WORK TO DO
Copy every line of the data that contains the string "canal".
───── EXERCISE MATERIAL
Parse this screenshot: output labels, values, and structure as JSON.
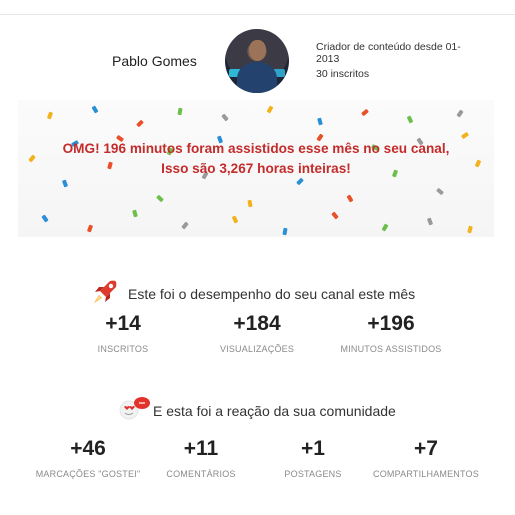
{
  "header": {
    "channel_name": "Pablo Gomes",
    "creator_since": "Criador de conteúdo desde 01-2013",
    "subscribers": "30 inscritos"
  },
  "banner": {
    "line1": "OMG! 196 minutos foram assistidos esse mês no seu canal,",
    "line2": "Isso são 3,267 horas inteiras!"
  },
  "performance": {
    "title": "Este foi o desempenho do seu canal este mês",
    "icon": "rocket-icon",
    "stats": [
      {
        "value": "+14",
        "label": "INSCRITOS"
      },
      {
        "value": "+184",
        "label": "VISUALIZAÇÕES"
      },
      {
        "value": "+196",
        "label": "MINUTOS ASSISTIDOS"
      }
    ]
  },
  "community": {
    "title": "E esta foi a reação da sua comunidade",
    "icon": "love-face-icon",
    "stats": [
      {
        "value": "+46",
        "label": "MARCAÇÕES \"GOSTEI\""
      },
      {
        "value": "+11",
        "label": "COMENTÁRIOS"
      },
      {
        "value": "+1",
        "label": "POSTAGENS"
      },
      {
        "value": "+7",
        "label": "COMPARTILHAMENTOS"
      }
    ]
  },
  "colors": {
    "headline": "#c42b2b",
    "confetti": [
      "#f2b21b",
      "#2a8fd6",
      "#e8502a",
      "#6cc04a",
      "#9a9a9a"
    ]
  }
}
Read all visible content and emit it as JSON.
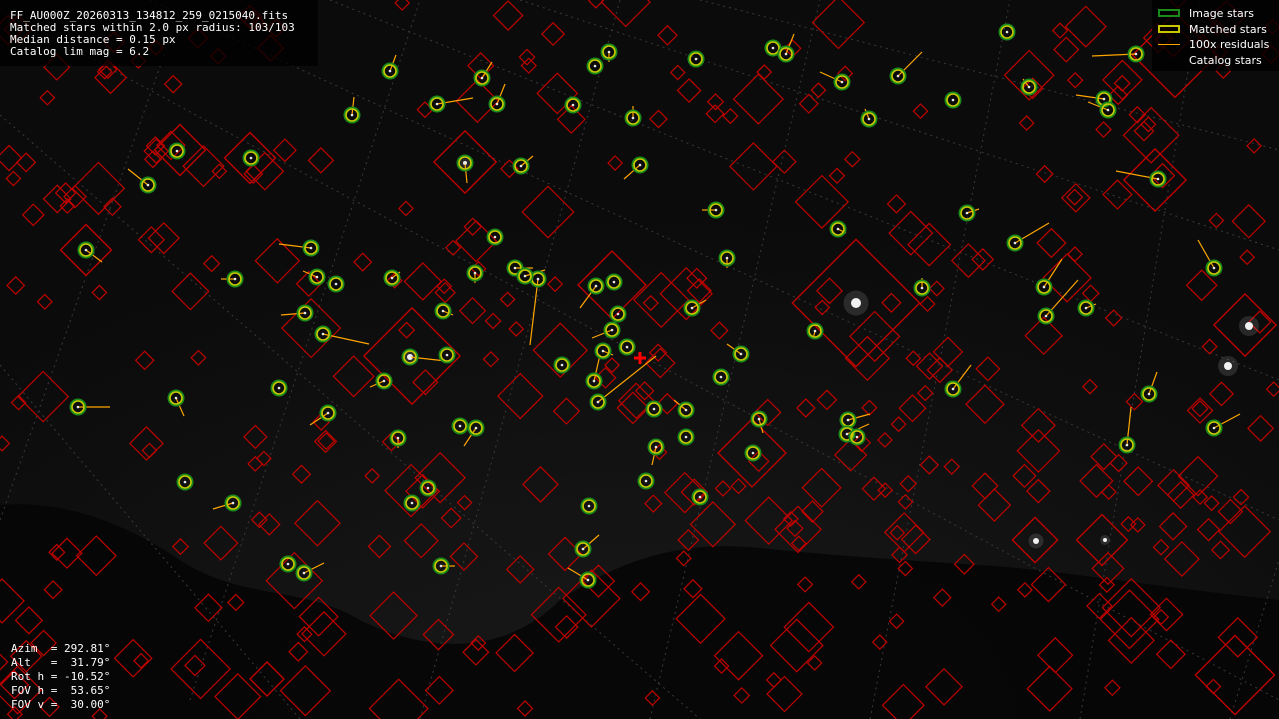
──────────
THE RESPONSE
    "line1": "OMG! 196 minutos foram assistidos esse mês no seu canal,",
    "title": "Este foi o desempenho do seu canal este mês",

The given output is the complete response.